■ Exercise brief:
Quote every line below exactly as it reads.

**** Supplied records

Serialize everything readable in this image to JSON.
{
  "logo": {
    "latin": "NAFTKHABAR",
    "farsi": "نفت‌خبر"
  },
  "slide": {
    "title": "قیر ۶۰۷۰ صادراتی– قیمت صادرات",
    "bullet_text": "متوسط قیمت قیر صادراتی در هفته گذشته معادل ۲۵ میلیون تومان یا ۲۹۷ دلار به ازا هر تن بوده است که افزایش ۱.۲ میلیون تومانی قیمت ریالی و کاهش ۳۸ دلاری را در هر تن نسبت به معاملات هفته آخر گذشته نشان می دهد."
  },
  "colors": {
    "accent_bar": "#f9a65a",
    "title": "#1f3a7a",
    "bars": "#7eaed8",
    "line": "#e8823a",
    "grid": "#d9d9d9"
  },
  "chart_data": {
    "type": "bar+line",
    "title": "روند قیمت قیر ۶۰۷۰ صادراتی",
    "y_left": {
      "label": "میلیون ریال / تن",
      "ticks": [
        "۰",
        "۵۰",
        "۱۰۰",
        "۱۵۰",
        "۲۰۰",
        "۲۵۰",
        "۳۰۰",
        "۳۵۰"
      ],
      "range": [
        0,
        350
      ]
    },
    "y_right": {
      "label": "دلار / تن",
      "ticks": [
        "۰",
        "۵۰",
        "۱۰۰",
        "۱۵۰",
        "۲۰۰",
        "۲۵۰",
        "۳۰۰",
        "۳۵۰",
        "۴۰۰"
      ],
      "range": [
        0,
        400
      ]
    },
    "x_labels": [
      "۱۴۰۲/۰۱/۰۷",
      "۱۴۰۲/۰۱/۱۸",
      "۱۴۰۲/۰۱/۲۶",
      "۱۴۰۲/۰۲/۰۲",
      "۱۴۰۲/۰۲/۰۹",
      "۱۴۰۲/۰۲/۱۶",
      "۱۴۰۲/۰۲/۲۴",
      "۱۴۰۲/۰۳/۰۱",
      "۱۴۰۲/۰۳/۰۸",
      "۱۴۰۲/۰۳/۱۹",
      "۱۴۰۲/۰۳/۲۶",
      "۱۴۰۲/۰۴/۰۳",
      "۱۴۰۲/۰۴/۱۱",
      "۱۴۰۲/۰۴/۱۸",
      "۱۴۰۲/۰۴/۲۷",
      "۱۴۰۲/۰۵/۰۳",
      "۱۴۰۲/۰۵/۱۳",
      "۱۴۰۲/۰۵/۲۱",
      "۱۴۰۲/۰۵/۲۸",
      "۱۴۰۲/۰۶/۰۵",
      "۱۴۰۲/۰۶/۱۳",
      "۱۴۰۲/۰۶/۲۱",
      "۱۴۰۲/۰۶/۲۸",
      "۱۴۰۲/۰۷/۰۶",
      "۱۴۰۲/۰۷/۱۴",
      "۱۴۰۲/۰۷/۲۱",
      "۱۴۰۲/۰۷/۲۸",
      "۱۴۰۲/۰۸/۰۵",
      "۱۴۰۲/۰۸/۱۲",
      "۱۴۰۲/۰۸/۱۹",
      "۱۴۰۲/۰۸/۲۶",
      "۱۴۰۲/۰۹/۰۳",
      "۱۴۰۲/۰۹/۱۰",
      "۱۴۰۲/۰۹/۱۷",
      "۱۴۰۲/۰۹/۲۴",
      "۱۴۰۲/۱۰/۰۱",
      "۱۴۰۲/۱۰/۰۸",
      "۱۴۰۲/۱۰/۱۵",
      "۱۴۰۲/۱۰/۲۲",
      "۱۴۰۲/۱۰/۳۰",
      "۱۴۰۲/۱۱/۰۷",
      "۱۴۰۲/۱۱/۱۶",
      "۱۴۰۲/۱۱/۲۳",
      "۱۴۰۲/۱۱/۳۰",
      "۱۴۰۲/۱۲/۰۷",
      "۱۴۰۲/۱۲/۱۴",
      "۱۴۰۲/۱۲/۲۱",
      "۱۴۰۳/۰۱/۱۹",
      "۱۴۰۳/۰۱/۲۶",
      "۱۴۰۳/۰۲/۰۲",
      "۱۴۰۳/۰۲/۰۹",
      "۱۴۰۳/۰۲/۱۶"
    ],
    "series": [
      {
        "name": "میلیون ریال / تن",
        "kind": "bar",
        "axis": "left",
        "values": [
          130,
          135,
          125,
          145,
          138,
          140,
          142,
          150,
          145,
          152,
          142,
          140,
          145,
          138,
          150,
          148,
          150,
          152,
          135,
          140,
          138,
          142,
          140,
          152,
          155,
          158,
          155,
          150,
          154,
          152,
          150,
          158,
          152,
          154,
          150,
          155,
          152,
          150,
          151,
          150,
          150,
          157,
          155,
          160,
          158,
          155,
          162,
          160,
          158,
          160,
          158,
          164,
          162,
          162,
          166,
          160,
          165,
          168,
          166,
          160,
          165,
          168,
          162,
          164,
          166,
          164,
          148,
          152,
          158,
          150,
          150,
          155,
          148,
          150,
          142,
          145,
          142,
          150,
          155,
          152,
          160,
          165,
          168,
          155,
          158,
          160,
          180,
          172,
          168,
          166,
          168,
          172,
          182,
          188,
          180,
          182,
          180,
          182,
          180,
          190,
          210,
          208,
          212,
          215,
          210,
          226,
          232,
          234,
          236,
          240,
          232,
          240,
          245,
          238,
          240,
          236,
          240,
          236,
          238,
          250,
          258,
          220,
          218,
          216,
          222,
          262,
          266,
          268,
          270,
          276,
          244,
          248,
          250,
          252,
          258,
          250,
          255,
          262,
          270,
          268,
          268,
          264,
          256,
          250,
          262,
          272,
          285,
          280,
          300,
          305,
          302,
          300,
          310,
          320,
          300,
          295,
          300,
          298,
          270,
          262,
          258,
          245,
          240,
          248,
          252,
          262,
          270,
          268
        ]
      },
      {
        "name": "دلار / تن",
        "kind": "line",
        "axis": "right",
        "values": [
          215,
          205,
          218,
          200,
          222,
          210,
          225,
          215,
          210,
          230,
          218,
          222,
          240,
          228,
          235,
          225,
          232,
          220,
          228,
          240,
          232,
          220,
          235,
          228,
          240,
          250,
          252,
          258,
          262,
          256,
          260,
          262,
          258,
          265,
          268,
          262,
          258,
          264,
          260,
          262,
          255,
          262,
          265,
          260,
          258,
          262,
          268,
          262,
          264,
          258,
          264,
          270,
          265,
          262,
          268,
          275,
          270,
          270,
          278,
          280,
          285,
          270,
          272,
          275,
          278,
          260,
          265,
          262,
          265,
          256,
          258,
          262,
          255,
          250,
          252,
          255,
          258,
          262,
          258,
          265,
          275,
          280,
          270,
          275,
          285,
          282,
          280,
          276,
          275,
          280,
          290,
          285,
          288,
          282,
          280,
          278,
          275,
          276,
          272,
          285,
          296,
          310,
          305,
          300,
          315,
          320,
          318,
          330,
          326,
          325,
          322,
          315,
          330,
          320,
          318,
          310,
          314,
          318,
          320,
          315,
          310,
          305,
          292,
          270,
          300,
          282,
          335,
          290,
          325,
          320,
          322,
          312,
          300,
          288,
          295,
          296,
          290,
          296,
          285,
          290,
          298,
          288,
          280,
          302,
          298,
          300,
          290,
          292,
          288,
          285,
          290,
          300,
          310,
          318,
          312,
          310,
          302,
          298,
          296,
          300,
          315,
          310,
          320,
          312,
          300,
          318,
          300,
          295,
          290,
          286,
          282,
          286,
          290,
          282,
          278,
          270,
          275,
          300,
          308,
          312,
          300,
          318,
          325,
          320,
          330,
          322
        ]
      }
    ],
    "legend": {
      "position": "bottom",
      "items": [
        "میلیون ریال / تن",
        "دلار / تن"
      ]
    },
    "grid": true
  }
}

********

■ Solution to this exercise:
Serialize everything readable in this image to JSON.
{
  "logo": {
    "latin": "NAFTKHABAR",
    "farsi": "نفت‌خبر"
  },
  "slide": {
    "title": "قیر ۶۰۷۰ صادراتی– قیمت صادرات",
    "bullet_text": "متوسط قیمت قیر صادراتی در هفته گذشته معادل ۲۵ میلیون تومان یا ۲۹۷ دلار به ازا هر تن بوده است که افزایش ۱.۲ میلیون تومانی قیمت ریالی و کاهش ۳۸ دلاری را در هر تن نسبت به معاملات هفته آخر گذشته نشان می دهد."
  },
  "colors": {
    "accent_bar": "#f9a65a",
    "title": "#1f3a7a",
    "bars": "#7eaed8",
    "line": "#e8823a",
    "grid": "#d9d9d9"
  },
  "chart_data": {
    "type": "bar+line",
    "title": "روند قیمت قیر ۶۰۷۰ صادراتی",
    "y_left": {
      "label": "میلیون ریال / تن",
      "ticks": [
        "۰",
        "۵۰",
        "۱۰۰",
        "۱۵۰",
        "۲۰۰",
        "۲۵۰",
        "۳۰۰",
        "۳۵۰"
      ],
      "range": [
        0,
        350
      ]
    },
    "y_right": {
      "label": "دلار / تن",
      "ticks": [
        "۰",
        "۵۰",
        "۱۰۰",
        "۱۵۰",
        "۲۰۰",
        "۲۵۰",
        "۳۰۰",
        "۳۵۰",
        "۴۰۰"
      ],
      "range": [
        0,
        400
      ]
    },
    "x_labels": [
      "۱۴۰۲/۰۱/۰۷",
      "۱۴۰۲/۰۱/۱۸",
      "۱۴۰۲/۰۱/۲۶",
      "۱۴۰۲/۰۲/۰۲",
      "۱۴۰۲/۰۲/۰۹",
      "۱۴۰۲/۰۲/۱۶",
      "۱۴۰۲/۰۲/۲۴",
      "۱۴۰۲/۰۳/۰۱",
      "۱۴۰۲/۰۳/۰۸",
      "۱۴۰۲/۰۳/۱۹",
      "۱۴۰۲/۰۳/۲۶",
      "۱۴۰۲/۰۴/۰۳",
      "۱۴۰۲/۰۴/۱۱",
      "۱۴۰۲/۰۴/۱۸",
      "۱۴۰۲/۰۴/۲۷",
      "۱۴۰۲/۰۵/۰۳",
      "۱۴۰۲/۰۵/۱۳",
      "۱۴۰۲/۰۵/۲۱",
      "۱۴۰۲/۰۵/۲۸",
      "۱۴۰۲/۰۶/۰۵",
      "۱۴۰۲/۰۶/۱۳",
      "۱۴۰۲/۰۶/۲۱",
      "۱۴۰۲/۰۶/۲۸",
      "۱۴۰۲/۰۷/۰۶",
      "۱۴۰۲/۰۷/۱۴",
      "۱۴۰۲/۰۷/۲۱",
      "۱۴۰۲/۰۷/۲۸",
      "۱۴۰۲/۰۸/۰۵",
      "۱۴۰۲/۰۸/۱۲",
      "۱۴۰۲/۰۸/۱۹",
      "۱۴۰۲/۰۸/۲۶",
      "۱۴۰۲/۰۹/۰۳",
      "۱۴۰۲/۰۹/۱۰",
      "۱۴۰۲/۰۹/۱۷",
      "۱۴۰۲/۰۹/۲۴",
      "۱۴۰۲/۱۰/۰۱",
      "۱۴۰۲/۱۰/۰۸",
      "۱۴۰۲/۱۰/۱۵",
      "۱۴۰۲/۱۰/۲۲",
      "۱۴۰۲/۱۰/۳۰",
      "۱۴۰۲/۱۱/۰۷",
      "۱۴۰۲/۱۱/۱۶",
      "۱۴۰۲/۱۱/۲۳",
      "۱۴۰۲/۱۱/۳۰",
      "۱۴۰۲/۱۲/۰۷",
      "۱۴۰۲/۱۲/۱۴",
      "۱۴۰۲/۱۲/۲۱",
      "۱۴۰۳/۰۱/۱۹",
      "۱۴۰۳/۰۱/۲۶",
      "۱۴۰۳/۰۲/۰۲",
      "۱۴۰۳/۰۲/۰۹",
      "۱۴۰۳/۰۲/۱۶"
    ],
    "series": [
      {
        "name": "میلیون ریال / تن",
        "kind": "bar",
        "axis": "left",
        "values": [
          130,
          135,
          125,
          145,
          138,
          140,
          142,
          150,
          145,
          152,
          142,
          140,
          145,
          138,
          150,
          148,
          150,
          152,
          135,
          140,
          138,
          142,
          140,
          152,
          155,
          158,
          155,
          150,
          154,
          152,
          150,
          158,
          152,
          154,
          150,
          155,
          152,
          150,
          151,
          150,
          150,
          157,
          155,
          160,
          158,
          155,
          162,
          160,
          158,
          160,
          158,
          164,
          162,
          162,
          166,
          160,
          165,
          168,
          166,
          160,
          165,
          168,
          162,
          164,
          166,
          164,
          148,
          152,
          158,
          150,
          150,
          155,
          148,
          150,
          142,
          145,
          142,
          150,
          155,
          152,
          160,
          165,
          168,
          155,
          158,
          160,
          180,
          172,
          168,
          166,
          168,
          172,
          182,
          188,
          180,
          182,
          180,
          182,
          180,
          190,
          210,
          208,
          212,
          215,
          210,
          226,
          232,
          234,
          236,
          240,
          232,
          240,
          245,
          238,
          240,
          236,
          240,
          236,
          238,
          250,
          258,
          220,
          218,
          216,
          222,
          262,
          266,
          268,
          270,
          276,
          244,
          248,
          250,
          252,
          258,
          250,
          255,
          262,
          270,
          268,
          268,
          264,
          256,
          250,
          262,
          272,
          285,
          280,
          300,
          305,
          302,
          300,
          310,
          320,
          300,
          295,
          300,
          298,
          270,
          262,
          258,
          245,
          240,
          248,
          252,
          262,
          270,
          268
        ]
      },
      {
        "name": "دلار / تن",
        "kind": "line",
        "axis": "right",
        "values": [
          215,
          205,
          218,
          200,
          222,
          210,
          225,
          215,
          210,
          230,
          218,
          222,
          240,
          228,
          235,
          225,
          232,
          220,
          228,
          240,
          232,
          220,
          235,
          228,
          240,
          250,
          252,
          258,
          262,
          256,
          260,
          262,
          258,
          265,
          268,
          262,
          258,
          264,
          260,
          262,
          255,
          262,
          265,
          260,
          258,
          262,
          268,
          262,
          264,
          258,
          264,
          270,
          265,
          262,
          268,
          275,
          270,
          270,
          278,
          280,
          285,
          270,
          272,
          275,
          278,
          260,
          265,
          262,
          265,
          256,
          258,
          262,
          255,
          250,
          252,
          255,
          258,
          262,
          258,
          265,
          275,
          280,
          270,
          275,
          285,
          282,
          280,
          276,
          275,
          280,
          290,
          285,
          288,
          282,
          280,
          278,
          275,
          276,
          272,
          285,
          296,
          310,
          305,
          300,
          315,
          320,
          318,
          330,
          326,
          325,
          322,
          315,
          330,
          320,
          318,
          310,
          314,
          318,
          320,
          315,
          310,
          305,
          292,
          270,
          300,
          282,
          335,
          290,
          325,
          320,
          322,
          312,
          300,
          288,
          295,
          296,
          290,
          296,
          285,
          290,
          298,
          288,
          280,
          302,
          298,
          300,
          290,
          292,
          288,
          285,
          290,
          300,
          310,
          318,
          312,
          310,
          302,
          298,
          296,
          300,
          315,
          310,
          320,
          312,
          300,
          318,
          300,
          295,
          290,
          286,
          282,
          286,
          290,
          282,
          278,
          270,
          275,
          300,
          308,
          312,
          300,
          318,
          325,
          320,
          330,
          322
        ]
      }
    ],
    "legend": {
      "position": "bottom",
      "items": [
        "میلیون ریال / تن",
        "دلار / تن"
      ]
    },
    "grid": true
  }
}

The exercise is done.